- The problem
Read the records below. Copy each line where the string "SOMBRA" occurs.

- Provided entries
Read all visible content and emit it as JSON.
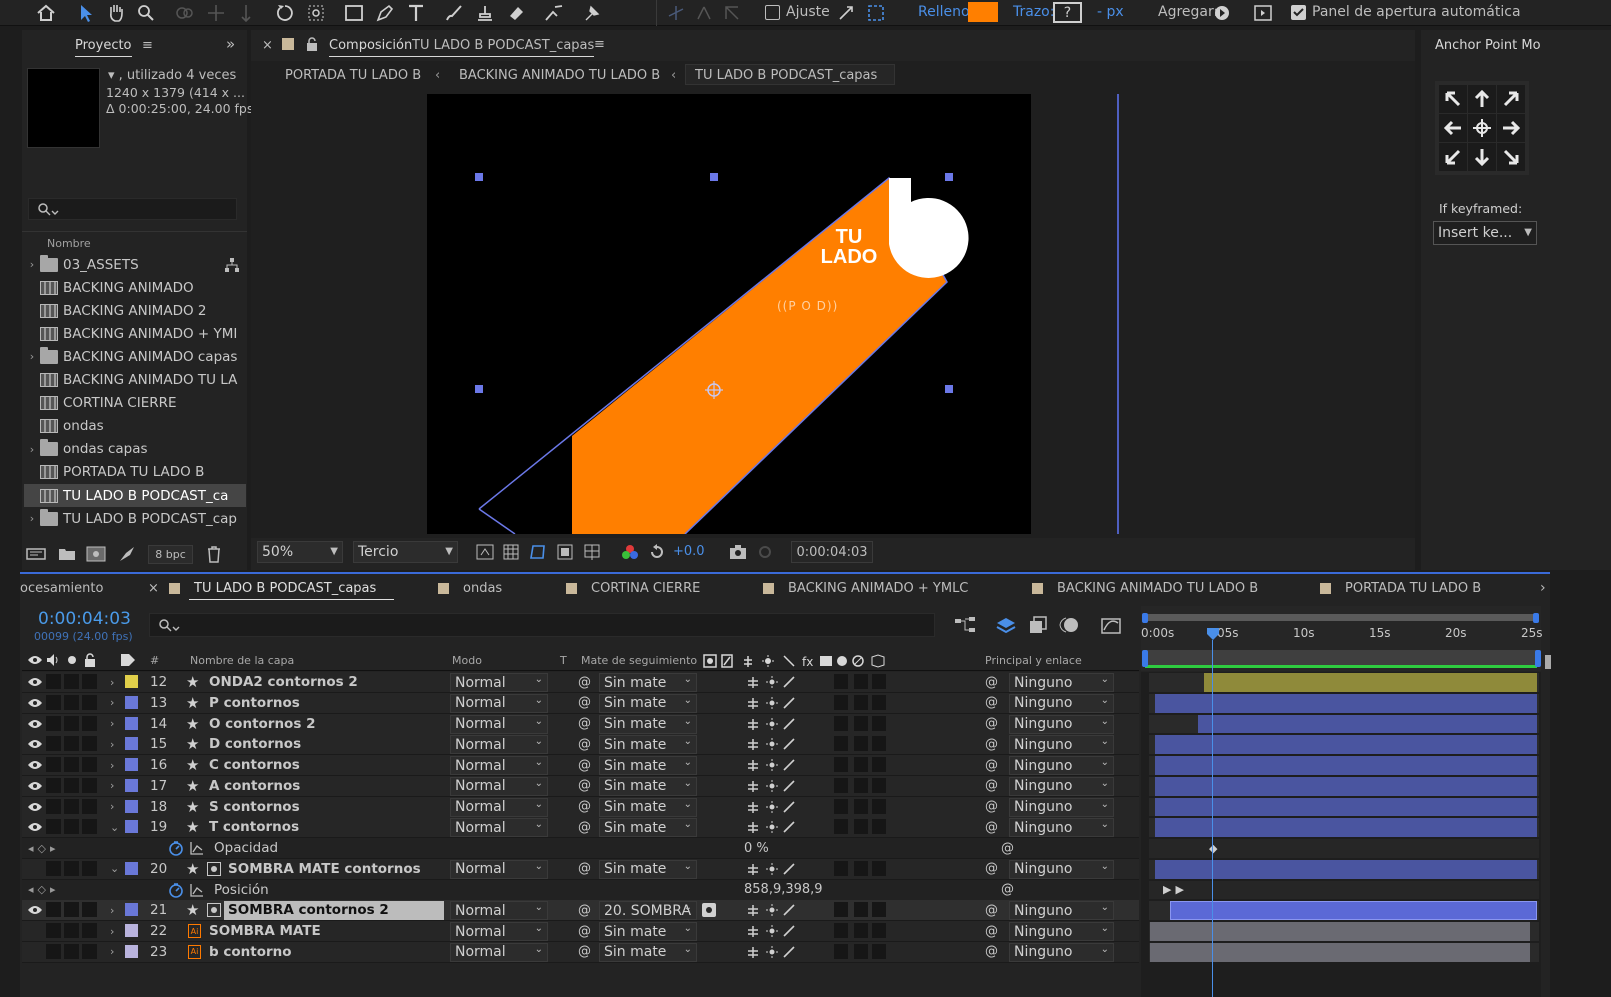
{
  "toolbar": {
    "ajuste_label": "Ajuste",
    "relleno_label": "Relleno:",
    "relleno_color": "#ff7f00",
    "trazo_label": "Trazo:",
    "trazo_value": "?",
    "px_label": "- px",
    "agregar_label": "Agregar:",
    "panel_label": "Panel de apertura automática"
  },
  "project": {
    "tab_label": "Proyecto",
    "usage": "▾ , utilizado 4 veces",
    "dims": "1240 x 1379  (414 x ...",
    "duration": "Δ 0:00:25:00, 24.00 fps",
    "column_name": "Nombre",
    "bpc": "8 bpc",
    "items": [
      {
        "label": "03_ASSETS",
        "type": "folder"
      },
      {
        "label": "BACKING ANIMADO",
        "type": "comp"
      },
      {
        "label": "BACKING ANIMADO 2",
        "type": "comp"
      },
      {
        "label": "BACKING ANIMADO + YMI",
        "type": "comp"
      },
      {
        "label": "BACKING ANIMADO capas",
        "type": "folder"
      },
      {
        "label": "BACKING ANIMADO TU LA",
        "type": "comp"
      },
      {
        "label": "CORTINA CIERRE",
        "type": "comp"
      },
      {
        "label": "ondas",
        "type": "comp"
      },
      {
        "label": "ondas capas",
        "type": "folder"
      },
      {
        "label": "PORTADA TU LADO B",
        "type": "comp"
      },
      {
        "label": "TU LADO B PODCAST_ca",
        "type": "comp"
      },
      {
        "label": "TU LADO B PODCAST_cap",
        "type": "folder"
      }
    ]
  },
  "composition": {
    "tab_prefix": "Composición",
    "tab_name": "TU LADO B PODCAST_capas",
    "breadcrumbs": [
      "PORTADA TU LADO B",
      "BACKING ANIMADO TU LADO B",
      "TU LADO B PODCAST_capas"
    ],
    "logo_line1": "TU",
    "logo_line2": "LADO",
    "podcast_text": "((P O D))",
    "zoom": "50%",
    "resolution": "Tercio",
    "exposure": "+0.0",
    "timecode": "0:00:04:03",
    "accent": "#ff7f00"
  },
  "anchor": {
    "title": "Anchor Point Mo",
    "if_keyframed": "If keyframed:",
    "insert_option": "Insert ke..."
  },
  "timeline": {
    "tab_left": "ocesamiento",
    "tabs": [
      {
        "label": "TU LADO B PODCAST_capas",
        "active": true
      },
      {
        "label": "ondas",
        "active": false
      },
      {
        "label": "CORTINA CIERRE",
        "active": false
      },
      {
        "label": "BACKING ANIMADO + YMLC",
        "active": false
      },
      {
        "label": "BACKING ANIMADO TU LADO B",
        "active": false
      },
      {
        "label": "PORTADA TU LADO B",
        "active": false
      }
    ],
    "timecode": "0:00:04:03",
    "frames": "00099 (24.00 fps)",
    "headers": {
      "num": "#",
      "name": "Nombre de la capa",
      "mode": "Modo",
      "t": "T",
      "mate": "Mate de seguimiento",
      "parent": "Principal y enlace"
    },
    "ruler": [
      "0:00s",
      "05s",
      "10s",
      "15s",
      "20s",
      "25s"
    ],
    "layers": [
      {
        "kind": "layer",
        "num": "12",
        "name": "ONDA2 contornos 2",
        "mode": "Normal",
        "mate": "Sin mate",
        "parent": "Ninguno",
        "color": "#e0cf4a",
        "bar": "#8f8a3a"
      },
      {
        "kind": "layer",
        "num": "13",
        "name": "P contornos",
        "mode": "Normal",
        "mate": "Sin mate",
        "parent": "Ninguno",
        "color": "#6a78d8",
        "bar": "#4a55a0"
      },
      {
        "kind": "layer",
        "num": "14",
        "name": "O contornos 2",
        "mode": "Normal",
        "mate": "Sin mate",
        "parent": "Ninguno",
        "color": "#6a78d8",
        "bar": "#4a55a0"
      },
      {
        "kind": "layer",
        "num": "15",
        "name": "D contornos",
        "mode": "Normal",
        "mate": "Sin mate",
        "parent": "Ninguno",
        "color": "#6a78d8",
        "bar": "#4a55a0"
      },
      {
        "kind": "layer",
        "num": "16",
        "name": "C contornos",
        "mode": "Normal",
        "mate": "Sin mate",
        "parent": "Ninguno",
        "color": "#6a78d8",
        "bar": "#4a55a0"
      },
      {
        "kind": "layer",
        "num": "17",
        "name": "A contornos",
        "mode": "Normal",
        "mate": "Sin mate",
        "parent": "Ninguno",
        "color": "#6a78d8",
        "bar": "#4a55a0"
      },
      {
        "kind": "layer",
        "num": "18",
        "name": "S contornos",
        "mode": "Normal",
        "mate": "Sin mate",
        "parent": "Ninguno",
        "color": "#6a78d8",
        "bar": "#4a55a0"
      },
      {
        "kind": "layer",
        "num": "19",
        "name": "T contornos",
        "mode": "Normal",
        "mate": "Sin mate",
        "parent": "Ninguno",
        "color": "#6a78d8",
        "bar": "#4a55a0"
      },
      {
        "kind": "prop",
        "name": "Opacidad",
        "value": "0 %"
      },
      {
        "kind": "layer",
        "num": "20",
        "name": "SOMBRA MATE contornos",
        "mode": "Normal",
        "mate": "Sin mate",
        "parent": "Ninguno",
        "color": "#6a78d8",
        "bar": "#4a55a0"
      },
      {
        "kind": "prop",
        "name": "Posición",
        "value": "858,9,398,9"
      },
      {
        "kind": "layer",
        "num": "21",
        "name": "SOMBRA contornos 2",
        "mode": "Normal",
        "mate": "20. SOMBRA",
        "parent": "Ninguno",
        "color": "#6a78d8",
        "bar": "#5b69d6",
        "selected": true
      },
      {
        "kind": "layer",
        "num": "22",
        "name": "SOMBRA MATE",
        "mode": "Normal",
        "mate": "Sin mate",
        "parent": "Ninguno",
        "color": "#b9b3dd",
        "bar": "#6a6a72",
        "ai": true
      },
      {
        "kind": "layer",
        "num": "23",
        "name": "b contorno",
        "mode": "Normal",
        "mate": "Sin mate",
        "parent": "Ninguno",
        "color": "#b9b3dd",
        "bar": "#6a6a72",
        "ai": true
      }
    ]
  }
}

- Reply to the task
        "name": "SOMBRA MATE contornos",
        "name": "SOMBRA contornos 2",
        "mate": "20. SOMBRA",
        "name": "SOMBRA MATE",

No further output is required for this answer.